REQUIREMENT |
Reproduce the records below in their entirety, character for character.
>> START GIVEN RECORDS
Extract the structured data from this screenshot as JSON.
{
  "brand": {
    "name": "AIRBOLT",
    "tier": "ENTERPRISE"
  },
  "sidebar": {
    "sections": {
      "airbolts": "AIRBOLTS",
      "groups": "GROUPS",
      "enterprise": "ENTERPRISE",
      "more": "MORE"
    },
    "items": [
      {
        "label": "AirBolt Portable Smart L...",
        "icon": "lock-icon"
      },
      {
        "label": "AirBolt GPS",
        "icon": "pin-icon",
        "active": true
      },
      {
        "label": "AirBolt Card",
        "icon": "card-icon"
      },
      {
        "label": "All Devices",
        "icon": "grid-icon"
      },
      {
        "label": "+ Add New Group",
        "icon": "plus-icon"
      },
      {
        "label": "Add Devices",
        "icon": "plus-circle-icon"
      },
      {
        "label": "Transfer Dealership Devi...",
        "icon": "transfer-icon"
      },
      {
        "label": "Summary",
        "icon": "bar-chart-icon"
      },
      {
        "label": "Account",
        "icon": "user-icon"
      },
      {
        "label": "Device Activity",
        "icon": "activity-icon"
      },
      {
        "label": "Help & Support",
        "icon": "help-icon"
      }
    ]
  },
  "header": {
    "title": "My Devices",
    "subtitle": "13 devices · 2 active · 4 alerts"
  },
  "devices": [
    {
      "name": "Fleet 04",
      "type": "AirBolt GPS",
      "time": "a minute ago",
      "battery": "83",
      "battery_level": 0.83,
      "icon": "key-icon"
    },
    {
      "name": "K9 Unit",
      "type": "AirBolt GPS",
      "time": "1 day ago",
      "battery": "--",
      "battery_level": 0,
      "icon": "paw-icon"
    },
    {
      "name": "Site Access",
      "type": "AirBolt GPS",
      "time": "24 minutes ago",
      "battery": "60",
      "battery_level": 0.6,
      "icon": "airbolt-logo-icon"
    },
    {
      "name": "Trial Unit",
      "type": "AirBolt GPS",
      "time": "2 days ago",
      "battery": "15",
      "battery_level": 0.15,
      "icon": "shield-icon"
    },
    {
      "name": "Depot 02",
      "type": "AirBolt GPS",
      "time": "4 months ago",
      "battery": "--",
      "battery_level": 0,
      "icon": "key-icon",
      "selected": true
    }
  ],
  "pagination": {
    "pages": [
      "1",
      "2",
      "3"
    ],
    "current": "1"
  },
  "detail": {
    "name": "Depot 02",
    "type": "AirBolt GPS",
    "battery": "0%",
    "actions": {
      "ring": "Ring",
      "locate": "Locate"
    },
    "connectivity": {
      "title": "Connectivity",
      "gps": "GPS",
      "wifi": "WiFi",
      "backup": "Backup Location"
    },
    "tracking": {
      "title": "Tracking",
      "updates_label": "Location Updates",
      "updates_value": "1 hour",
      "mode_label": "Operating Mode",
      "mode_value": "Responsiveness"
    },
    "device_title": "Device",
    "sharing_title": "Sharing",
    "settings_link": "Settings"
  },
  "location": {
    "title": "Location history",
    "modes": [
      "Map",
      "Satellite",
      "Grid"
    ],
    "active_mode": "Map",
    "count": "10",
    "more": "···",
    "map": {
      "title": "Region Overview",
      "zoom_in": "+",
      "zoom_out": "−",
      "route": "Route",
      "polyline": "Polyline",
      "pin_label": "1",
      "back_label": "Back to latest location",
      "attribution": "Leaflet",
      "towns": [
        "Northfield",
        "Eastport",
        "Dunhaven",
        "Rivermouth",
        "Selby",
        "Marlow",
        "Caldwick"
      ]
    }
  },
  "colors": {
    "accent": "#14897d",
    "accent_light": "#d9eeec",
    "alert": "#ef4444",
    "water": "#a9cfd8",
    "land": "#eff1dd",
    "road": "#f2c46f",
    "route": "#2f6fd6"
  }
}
>> END GIVEN RECORDS
WRITTEN SOLUTION |
Extract the structured data from this screenshot as JSON.
{
  "brand": {
    "name": "AIRBOLT",
    "tier": "ENTERPRISE"
  },
  "sidebar": {
    "sections": {
      "airbolts": "AIRBOLTS",
      "groups": "GROUPS",
      "enterprise": "ENTERPRISE",
      "more": "MORE"
    },
    "items": [
      {
        "label": "AirBolt Portable Smart L...",
        "icon": "lock-icon"
      },
      {
        "label": "AirBolt GPS",
        "icon": "pin-icon",
        "active": true
      },
      {
        "label": "AirBolt Card",
        "icon": "card-icon"
      },
      {
        "label": "All Devices",
        "icon": "grid-icon"
      },
      {
        "label": "+ Add New Group",
        "icon": "plus-icon"
      },
      {
        "label": "Add Devices",
        "icon": "plus-circle-icon"
      },
      {
        "label": "Transfer Dealership Devi...",
        "icon": "transfer-icon"
      },
      {
        "label": "Summary",
        "icon": "bar-chart-icon"
      },
      {
        "label": "Account",
        "icon": "user-icon"
      },
      {
        "label": "Device Activity",
        "icon": "activity-icon"
      },
      {
        "label": "Help & Support",
        "icon": "help-icon"
      }
    ]
  },
  "header": {
    "title": "My Devices",
    "subtitle": "13 devices · 2 active · 4 alerts"
  },
  "devices": [
    {
      "name": "Fleet 04",
      "type": "AirBolt GPS",
      "time": "a minute ago",
      "battery": "83",
      "battery_level": 0.83,
      "icon": "key-icon"
    },
    {
      "name": "K9 Unit",
      "type": "AirBolt GPS",
      "time": "1 day ago",
      "battery": "--",
      "battery_level": 0,
      "icon": "paw-icon"
    },
    {
      "name": "Site Access",
      "type": "AirBolt GPS",
      "time": "24 minutes ago",
      "battery": "60",
      "battery_level": 0.6,
      "icon": "airbolt-logo-icon"
    },
    {
      "name": "Trial Unit",
      "type": "AirBolt GPS",
      "time": "2 days ago",
      "battery": "15",
      "battery_level": 0.15,
      "icon": "shield-icon"
    },
    {
      "name": "Depot 02",
      "type": "AirBolt GPS",
      "time": "4 months ago",
      "battery": "--",
      "battery_level": 0,
      "icon": "key-icon",
      "selected": true
    }
  ],
  "pagination": {
    "pages": [
      "1",
      "2",
      "3"
    ],
    "current": "1"
  },
  "detail": {
    "name": "Depot 02",
    "type": "AirBolt GPS",
    "battery": "0%",
    "actions": {
      "ring": "Ring",
      "locate": "Locate"
    },
    "connectivity": {
      "title": "Connectivity",
      "gps": "GPS",
      "wifi": "WiFi",
      "backup": "Backup Location"
    },
    "tracking": {
      "title": "Tracking",
      "updates_label": "Location Updates",
      "updates_value": "1 hour",
      "mode_label": "Operating Mode",
      "mode_value": "Responsiveness"
    },
    "device_title": "Device",
    "sharing_title": "Sharing",
    "settings_link": "Settings"
  },
  "location": {
    "title": "Location history",
    "modes": [
      "Map",
      "Satellite",
      "Grid"
    ],
    "active_mode": "Map",
    "count": "10",
    "more": "···",
    "map": {
      "title": "Region Overview",
      "zoom_in": "+",
      "zoom_out": "−",
      "route": "Route",
      "polyline": "Polyline",
      "pin_label": "1",
      "back_label": "Back to latest location",
      "attribution": "Leaflet",
      "towns": [
        "Northfield",
        "Eastport",
        "Dunhaven",
        "Rivermouth",
        "Selby",
        "Marlow",
        "Caldwick"
      ]
    }
  },
  "colors": {
    "accent": "#14897d",
    "accent_light": "#d9eeec",
    "alert": "#ef4444",
    "water": "#a9cfd8",
    "land": "#eff1dd",
    "road": "#f2c46f",
    "route": "#2f6fd6"
  }
}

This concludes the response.